(Extracted data entries)
+ + + + + + +

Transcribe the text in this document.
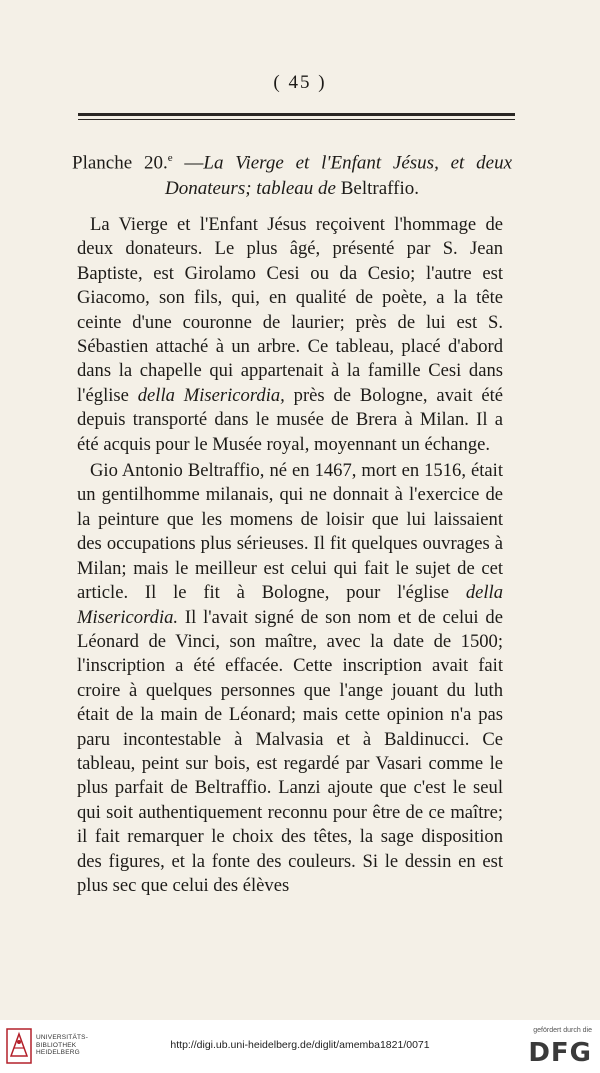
( 45 )
Planche 20.$^e$ —La Vierge et l'Enfant Jésus, et deux
Donateurs; tableau de Beltraffio.

La Vierge et l'Enfant Jésus reçoivent l'hommage de deux donateurs. Le plus âgé, présenté par S. Jean Baptiste, est Girolamo Cesi ou da Cesio; l'autre est Giacomo, son fils, qui, en qualité de poète, a la tête ceinte d'une couronne de laurier; près de lui est S. Sébastien attaché à un arbre. Ce tableau, placé d'abord dans la chapelle qui appartenait à la famille Cesi dans l'église della Misericordia, près de Bologne, avait été depuis transporté dans le musée de Brera à Milan. Il a été acquis pour le Musée royal, moyennant un échange.

Gio Antonio Beltraffio, né en 1467, mort en 1516, était un gentilhomme milanais, qui ne donnait à l'exercice de la peinture que les momens de loisir que lui laissaient des occupations plus sérieuses. Il fit quelques ouvrages à Milan; mais le meilleur est celui qui fait le sujet de cet article. Il le fit à Bologne, pour l'église della Misericordia. Il l'avait signé de son nom et de celui de Léonard de Vinci, son maître, avec la date de 1500; l'inscription a été effacée. Cette inscription avait fait croire à quelques personnes que l'ange jouant du luth était de la main de Léonard; mais cette opinion n'a pas paru incontestable à Malvasia et à Baldinucci. Ce tableau, peint sur bois, est regardé par Vasari comme le plus parfait de Beltraffio. Lanzi ajoute que c'est le seul qui soit authentiquement reconnu pour être de ce maître; il fait remarquer le choix des têtes, la sage disposition des figures, et la fonte des couleurs. Si le dessin en est plus sec que celui des élèves

UNIVERSITÄTS-
BIBLIOTHEK
HEIDELBERG
http://digi.ub.uni-heidelberg.de/diglit/amemba1821/0071
gefördert durch die
DFG
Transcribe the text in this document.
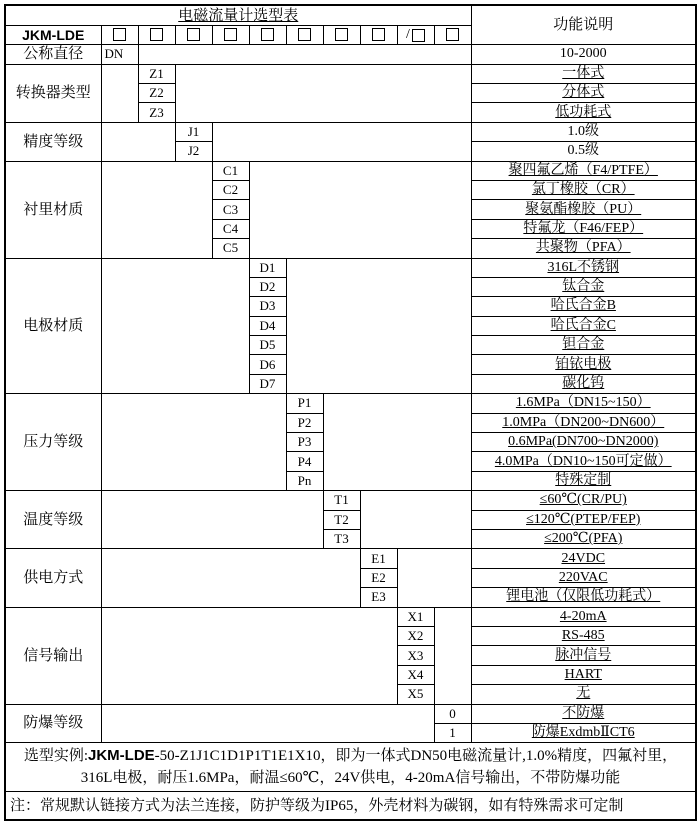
电磁流量计选型表											功能说明
JKM-LDE									/		
公称直径	DN										10-2000
转换器类型		Z1									一体式
		Z2									分体式
		Z3									低功耗式
精度等级			J1								1.0级
			J2								0.5级
衬里材质				C1							聚四氟乙烯（F4/PTFE）
				C2							氯丁橡胶（CR）
				C3							聚氨酯橡胶（PU）
				C4							特氟龙（F46/FEP）
				C5							共聚物（PFA）
电极材质					D1						316L不锈钢
					D2						钛合金
					D3						哈氏合金B
					D4						哈氏合金C
					D5						钽合金
					D6						铂铱电极
					D7						碳化钨
压力等级						P1					1.6MPa（DN15~150）
						P2					1.0MPa（DN200~DN600）
						P3					0.6MPa(DN700~DN2000)
						P4					4.0MPa（DN10~150可定做）
						Pn					特殊定制
温度等级							T1				≤60℃(CR/PU)
							T2				≤120℃(PTEP/FEP)
							T3				≤200℃(PFA)
供电方式								E1			24VDC
								E2			220VAC
								E3			锂电池（仅限低功耗式）
信号输出									X1		4-20mA
									X2		RS-485
									X3		脉冲信号
									X4		HART
									X5		无
防爆等级										0	不防爆
										1	防爆ExdmbⅡCT6
选型实例:JKM-LDE-50-Z1J1C1D1P1T1E1X10，即为一体式DN50电磁流量计,1.0%精度，四氟衬里，316L电极，耐压1.6MPa，耐温≤60℃，24V供电，4-20mA信号输出，不带防爆功能											
注：常规默认链接方式为法兰连接，防护等级为IP65，外壳材料为碳钢，如有特殊需求可定制											
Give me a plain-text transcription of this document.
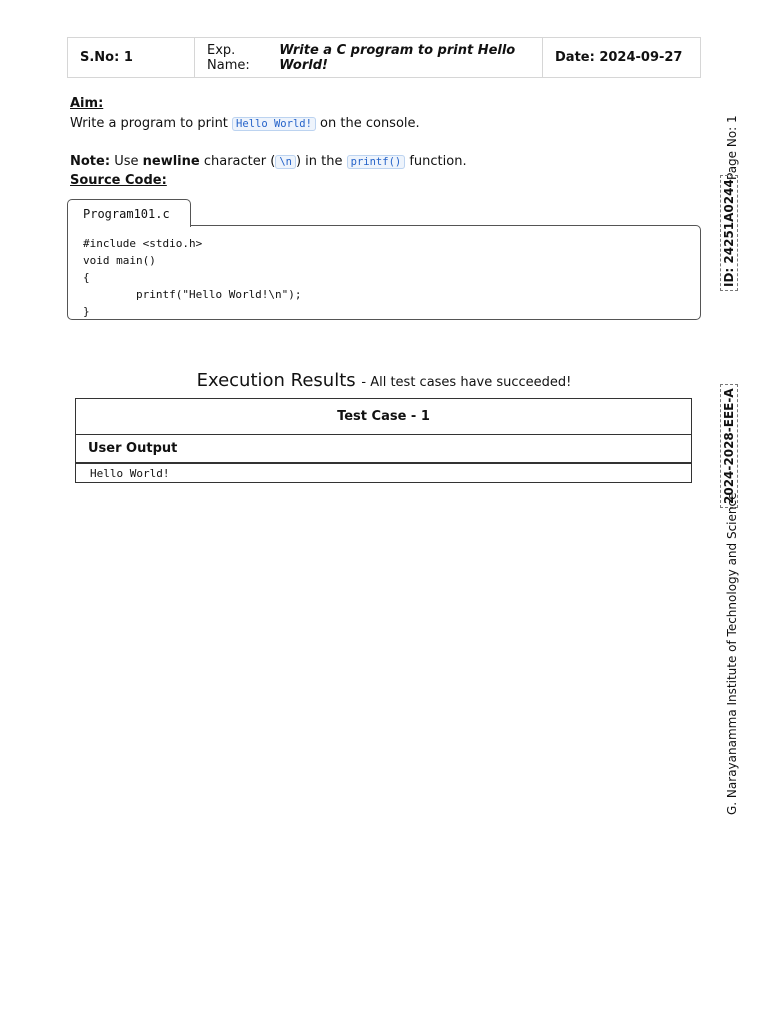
S.No: 1	Exp. Name:
Write a C program to print Hello World!	Date: 2024-09-27
Aim:
Write a program to print Hello World! on the console.
Note: Use newline character ( \n ) in the printf() function.
Source Code:
Program101.c
#include <stdio.h>
void main()
{
printf("Hello World!\n");
}
Execution Results - All test cases have succeeded!
Test Case - 1
User Output
Hello World!
Page No: 1
ID: 24251A0244
2024-2028-EEE-A
G. Narayanamma Institute of Technology and Science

+ + + + + + +

=== EXERCISE ===
Tally up the lines in the preceding listing that contain the string "Enfant". Respond with the number and nothing else.

=== ANSWER ===
2